(Dataset records on visual material)
--------

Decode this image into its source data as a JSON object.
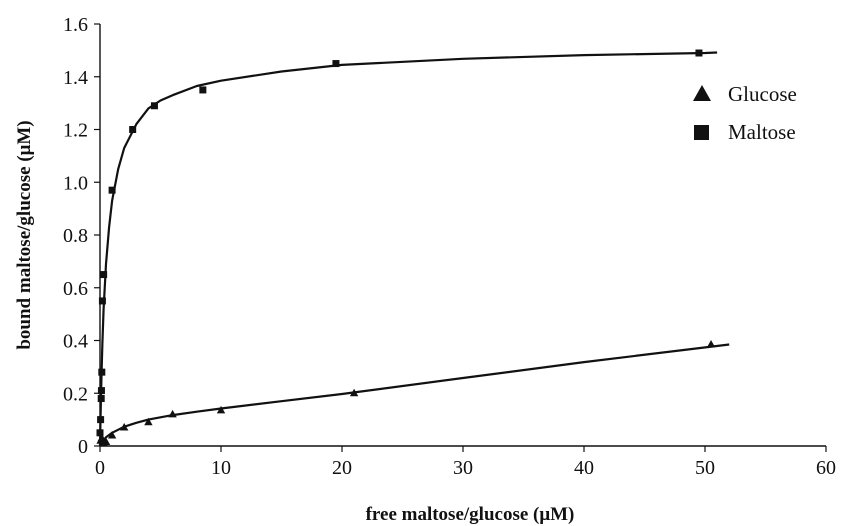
{
  "chart_data": {
    "type": "scatter",
    "title": "",
    "xlabel": "free maltose/glucose (μM)",
    "ylabel": "bound maltose/glucose (μM)",
    "xlim": [
      0,
      60
    ],
    "ylim": [
      0,
      1.6
    ],
    "xticks": [
      0,
      10,
      20,
      30,
      40,
      50,
      60
    ],
    "xtick_labels": [
      "0",
      "10",
      "20",
      "30",
      "40",
      "50",
      "60"
    ],
    "yticks": [
      0,
      0.2,
      0.4,
      0.6,
      0.8,
      1.0,
      1.2,
      1.4,
      1.6
    ],
    "ytick_labels": [
      "0",
      "0.2",
      "0.4",
      "0.6",
      "0.8",
      "1.0",
      "1.2",
      "1.4",
      "1.6"
    ],
    "grid": false,
    "legend": {
      "position": "top-right"
    },
    "colors": {
      "marks": "#111111"
    },
    "series": [
      {
        "name": "Glucose",
        "marker": "triangle",
        "points": [
          {
            "x": 0.05,
            "y": 0.02
          },
          {
            "x": 0.15,
            "y": 0.03
          },
          {
            "x": 0.3,
            "y": 0.01
          },
          {
            "x": 0.5,
            "y": 0.015
          },
          {
            "x": 1.0,
            "y": 0.04
          },
          {
            "x": 2.0,
            "y": 0.07
          },
          {
            "x": 4.0,
            "y": 0.09
          },
          {
            "x": 6.0,
            "y": 0.12
          },
          {
            "x": 10.0,
            "y": 0.135
          },
          {
            "x": 21.0,
            "y": 0.2
          },
          {
            "x": 50.5,
            "y": 0.385
          }
        ],
        "fit": [
          {
            "x": 0.0,
            "y": 0.0
          },
          {
            "x": 0.25,
            "y": 0.02
          },
          {
            "x": 0.5,
            "y": 0.033
          },
          {
            "x": 1.0,
            "y": 0.05
          },
          {
            "x": 2.0,
            "y": 0.073
          },
          {
            "x": 3.0,
            "y": 0.088
          },
          {
            "x": 4.0,
            "y": 0.1
          },
          {
            "x": 6.0,
            "y": 0.117
          },
          {
            "x": 8.0,
            "y": 0.13
          },
          {
            "x": 10.0,
            "y": 0.142
          },
          {
            "x": 15.0,
            "y": 0.17
          },
          {
            "x": 20.0,
            "y": 0.197
          },
          {
            "x": 30.0,
            "y": 0.258
          },
          {
            "x": 40.0,
            "y": 0.318
          },
          {
            "x": 52.0,
            "y": 0.385
          }
        ]
      },
      {
        "name": "Maltose",
        "marker": "square",
        "points": [
          {
            "x": 0.0,
            "y": 0.05
          },
          {
            "x": 0.05,
            "y": 0.1
          },
          {
            "x": 0.1,
            "y": 0.18
          },
          {
            "x": 0.12,
            "y": 0.21
          },
          {
            "x": 0.15,
            "y": 0.28
          },
          {
            "x": 0.2,
            "y": 0.55
          },
          {
            "x": 0.3,
            "y": 0.65
          },
          {
            "x": 1.0,
            "y": 0.97
          },
          {
            "x": 2.7,
            "y": 1.2
          },
          {
            "x": 4.5,
            "y": 1.29
          },
          {
            "x": 8.5,
            "y": 1.35
          },
          {
            "x": 19.5,
            "y": 1.45
          },
          {
            "x": 49.5,
            "y": 1.49
          }
        ],
        "fit": [
          {
            "x": 0.0,
            "y": 0.0
          },
          {
            "x": 0.05,
            "y": 0.12
          },
          {
            "x": 0.1,
            "y": 0.22
          },
          {
            "x": 0.15,
            "y": 0.31
          },
          {
            "x": 0.2,
            "y": 0.39
          },
          {
            "x": 0.3,
            "y": 0.52
          },
          {
            "x": 0.5,
            "y": 0.69
          },
          {
            "x": 0.75,
            "y": 0.83
          },
          {
            "x": 1.0,
            "y": 0.93
          },
          {
            "x": 1.5,
            "y": 1.05
          },
          {
            "x": 2.0,
            "y": 1.13
          },
          {
            "x": 3.0,
            "y": 1.22
          },
          {
            "x": 4.0,
            "y": 1.28
          },
          {
            "x": 5.0,
            "y": 1.31
          },
          {
            "x": 6.0,
            "y": 1.33
          },
          {
            "x": 8.0,
            "y": 1.365
          },
          {
            "x": 10.0,
            "y": 1.385
          },
          {
            "x": 15.0,
            "y": 1.42
          },
          {
            "x": 20.0,
            "y": 1.445
          },
          {
            "x": 30.0,
            "y": 1.468
          },
          {
            "x": 40.0,
            "y": 1.482
          },
          {
            "x": 50.0,
            "y": 1.49
          },
          {
            "x": 51.0,
            "y": 1.492
          }
        ]
      }
    ]
  }
}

--------

### TASK DIRECTIONS
Your task is to return the entries above exactly, with no pictures.

### ANSWER FOR THE TASK
Decode this image into its source data as a JSON object.
{
  "chart_data": {
    "type": "scatter",
    "title": "",
    "xlabel": "free maltose/glucose (μM)",
    "ylabel": "bound maltose/glucose (μM)",
    "xlim": [
      0,
      60
    ],
    "ylim": [
      0,
      1.6
    ],
    "xticks": [
      0,
      10,
      20,
      30,
      40,
      50,
      60
    ],
    "xtick_labels": [
      "0",
      "10",
      "20",
      "30",
      "40",
      "50",
      "60"
    ],
    "yticks": [
      0,
      0.2,
      0.4,
      0.6,
      0.8,
      1.0,
      1.2,
      1.4,
      1.6
    ],
    "ytick_labels": [
      "0",
      "0.2",
      "0.4",
      "0.6",
      "0.8",
      "1.0",
      "1.2",
      "1.4",
      "1.6"
    ],
    "grid": false,
    "legend": {
      "position": "top-right"
    },
    "colors": {
      "marks": "#111111"
    },
    "series": [
      {
        "name": "Glucose",
        "marker": "triangle",
        "points": [
          {
            "x": 0.05,
            "y": 0.02
          },
          {
            "x": 0.15,
            "y": 0.03
          },
          {
            "x": 0.3,
            "y": 0.01
          },
          {
            "x": 0.5,
            "y": 0.015
          },
          {
            "x": 1.0,
            "y": 0.04
          },
          {
            "x": 2.0,
            "y": 0.07
          },
          {
            "x": 4.0,
            "y": 0.09
          },
          {
            "x": 6.0,
            "y": 0.12
          },
          {
            "x": 10.0,
            "y": 0.135
          },
          {
            "x": 21.0,
            "y": 0.2
          },
          {
            "x": 50.5,
            "y": 0.385
          }
        ],
        "fit": [
          {
            "x": 0.0,
            "y": 0.0
          },
          {
            "x": 0.25,
            "y": 0.02
          },
          {
            "x": 0.5,
            "y": 0.033
          },
          {
            "x": 1.0,
            "y": 0.05
          },
          {
            "x": 2.0,
            "y": 0.073
          },
          {
            "x": 3.0,
            "y": 0.088
          },
          {
            "x": 4.0,
            "y": 0.1
          },
          {
            "x": 6.0,
            "y": 0.117
          },
          {
            "x": 8.0,
            "y": 0.13
          },
          {
            "x": 10.0,
            "y": 0.142
          },
          {
            "x": 15.0,
            "y": 0.17
          },
          {
            "x": 20.0,
            "y": 0.197
          },
          {
            "x": 30.0,
            "y": 0.258
          },
          {
            "x": 40.0,
            "y": 0.318
          },
          {
            "x": 52.0,
            "y": 0.385
          }
        ]
      },
      {
        "name": "Maltose",
        "marker": "square",
        "points": [
          {
            "x": 0.0,
            "y": 0.05
          },
          {
            "x": 0.05,
            "y": 0.1
          },
          {
            "x": 0.1,
            "y": 0.18
          },
          {
            "x": 0.12,
            "y": 0.21
          },
          {
            "x": 0.15,
            "y": 0.28
          },
          {
            "x": 0.2,
            "y": 0.55
          },
          {
            "x": 0.3,
            "y": 0.65
          },
          {
            "x": 1.0,
            "y": 0.97
          },
          {
            "x": 2.7,
            "y": 1.2
          },
          {
            "x": 4.5,
            "y": 1.29
          },
          {
            "x": 8.5,
            "y": 1.35
          },
          {
            "x": 19.5,
            "y": 1.45
          },
          {
            "x": 49.5,
            "y": 1.49
          }
        ],
        "fit": [
          {
            "x": 0.0,
            "y": 0.0
          },
          {
            "x": 0.05,
            "y": 0.12
          },
          {
            "x": 0.1,
            "y": 0.22
          },
          {
            "x": 0.15,
            "y": 0.31
          },
          {
            "x": 0.2,
            "y": 0.39
          },
          {
            "x": 0.3,
            "y": 0.52
          },
          {
            "x": 0.5,
            "y": 0.69
          },
          {
            "x": 0.75,
            "y": 0.83
          },
          {
            "x": 1.0,
            "y": 0.93
          },
          {
            "x": 1.5,
            "y": 1.05
          },
          {
            "x": 2.0,
            "y": 1.13
          },
          {
            "x": 3.0,
            "y": 1.22
          },
          {
            "x": 4.0,
            "y": 1.28
          },
          {
            "x": 5.0,
            "y": 1.31
          },
          {
            "x": 6.0,
            "y": 1.33
          },
          {
            "x": 8.0,
            "y": 1.365
          },
          {
            "x": 10.0,
            "y": 1.385
          },
          {
            "x": 15.0,
            "y": 1.42
          },
          {
            "x": 20.0,
            "y": 1.445
          },
          {
            "x": 30.0,
            "y": 1.468
          },
          {
            "x": 40.0,
            "y": 1.482
          },
          {
            "x": 50.0,
            "y": 1.49
          },
          {
            "x": 51.0,
            "y": 1.492
          }
        ]
      }
    ]
  }
}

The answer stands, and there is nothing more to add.